■ Your goal ■
Filter the entries, keeping every line with the word "lượng".

■ Provided material ■
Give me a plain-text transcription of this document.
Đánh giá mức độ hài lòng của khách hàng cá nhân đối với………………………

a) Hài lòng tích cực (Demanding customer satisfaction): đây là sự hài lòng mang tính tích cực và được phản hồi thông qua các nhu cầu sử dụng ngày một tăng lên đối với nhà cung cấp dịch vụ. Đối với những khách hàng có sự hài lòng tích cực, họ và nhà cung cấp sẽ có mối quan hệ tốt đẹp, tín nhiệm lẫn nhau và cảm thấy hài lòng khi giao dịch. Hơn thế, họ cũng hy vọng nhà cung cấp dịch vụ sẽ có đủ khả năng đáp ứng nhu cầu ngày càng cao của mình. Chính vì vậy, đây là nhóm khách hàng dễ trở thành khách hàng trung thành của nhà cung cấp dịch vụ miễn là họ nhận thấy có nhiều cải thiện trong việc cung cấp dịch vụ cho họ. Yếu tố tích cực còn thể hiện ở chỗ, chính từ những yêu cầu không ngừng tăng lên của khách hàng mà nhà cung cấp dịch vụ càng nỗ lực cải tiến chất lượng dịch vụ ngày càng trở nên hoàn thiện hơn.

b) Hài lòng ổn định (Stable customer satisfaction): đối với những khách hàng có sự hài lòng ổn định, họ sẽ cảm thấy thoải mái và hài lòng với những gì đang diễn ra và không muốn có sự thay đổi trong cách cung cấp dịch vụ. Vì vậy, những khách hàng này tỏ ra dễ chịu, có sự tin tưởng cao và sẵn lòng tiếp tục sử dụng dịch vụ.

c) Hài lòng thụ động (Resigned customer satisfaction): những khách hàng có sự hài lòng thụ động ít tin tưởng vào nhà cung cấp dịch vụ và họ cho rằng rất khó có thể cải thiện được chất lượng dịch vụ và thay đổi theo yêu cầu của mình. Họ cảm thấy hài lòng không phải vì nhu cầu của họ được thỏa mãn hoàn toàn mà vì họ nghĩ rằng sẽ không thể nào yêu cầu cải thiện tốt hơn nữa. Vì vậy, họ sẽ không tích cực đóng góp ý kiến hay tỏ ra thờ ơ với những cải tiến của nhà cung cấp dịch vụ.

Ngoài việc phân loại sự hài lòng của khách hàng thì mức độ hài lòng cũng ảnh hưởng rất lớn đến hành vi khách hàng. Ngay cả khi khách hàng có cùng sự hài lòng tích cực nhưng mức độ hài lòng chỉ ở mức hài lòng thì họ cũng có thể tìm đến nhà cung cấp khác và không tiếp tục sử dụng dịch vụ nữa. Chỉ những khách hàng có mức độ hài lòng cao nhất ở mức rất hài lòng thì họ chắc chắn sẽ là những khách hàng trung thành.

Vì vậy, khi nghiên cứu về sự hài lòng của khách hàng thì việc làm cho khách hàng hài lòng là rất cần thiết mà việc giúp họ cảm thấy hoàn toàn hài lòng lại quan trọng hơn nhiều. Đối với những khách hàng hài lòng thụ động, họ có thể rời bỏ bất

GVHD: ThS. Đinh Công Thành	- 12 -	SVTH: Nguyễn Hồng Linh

■ Response below ■
a) Hài lòng tích cực (Demanding customer satisfaction): đây là sự hài lòng mang tính tích cực và được phản hồi thông qua các nhu cầu sử dụng ngày một tăng lên đối với nhà cung cấp dịch vụ. Đối với những khách hàng có sự hài lòng tích cực, họ và nhà cung cấp sẽ có mối quan hệ tốt đẹp, tín nhiệm lẫn nhau và cảm thấy hài lòng khi giao dịch. Hơn thế, họ cũng hy vọng nhà cung cấp dịch vụ sẽ có đủ khả năng đáp ứng nhu cầu ngày càng cao của mình. Chính vì vậy, đây là nhóm khách hàng dễ trở thành khách hàng trung thành của nhà cung cấp dịch vụ miễn là họ nhận thấy có nhiều cải thiện trong việc cung cấp dịch vụ cho họ. Yếu tố tích cực còn thể hiện ở chỗ, chính từ những yêu cầu không ngừng tăng lên của khách hàng mà nhà cung cấp dịch vụ càng nỗ lực cải tiến chất lượng dịch vụ ngày càng trở nên hoàn thiện hơn.
c) Hài lòng thụ động (Resigned customer satisfaction): những khách hàng có sự hài lòng thụ động ít tin tưởng vào nhà cung cấp dịch vụ và họ cho rằng rất khó có thể cải thiện được chất lượng dịch vụ và thay đổi theo yêu cầu của mình. Họ cảm thấy hài lòng không phải vì nhu cầu của họ được thỏa mãn hoàn toàn mà vì họ nghĩ rằng sẽ không thể nào yêu cầu cải thiện tốt hơn nữa. Vì vậy, họ sẽ không tích cực đóng góp ý kiến hay tỏ ra thờ ơ với những cải tiến của nhà cung cấp dịch vụ.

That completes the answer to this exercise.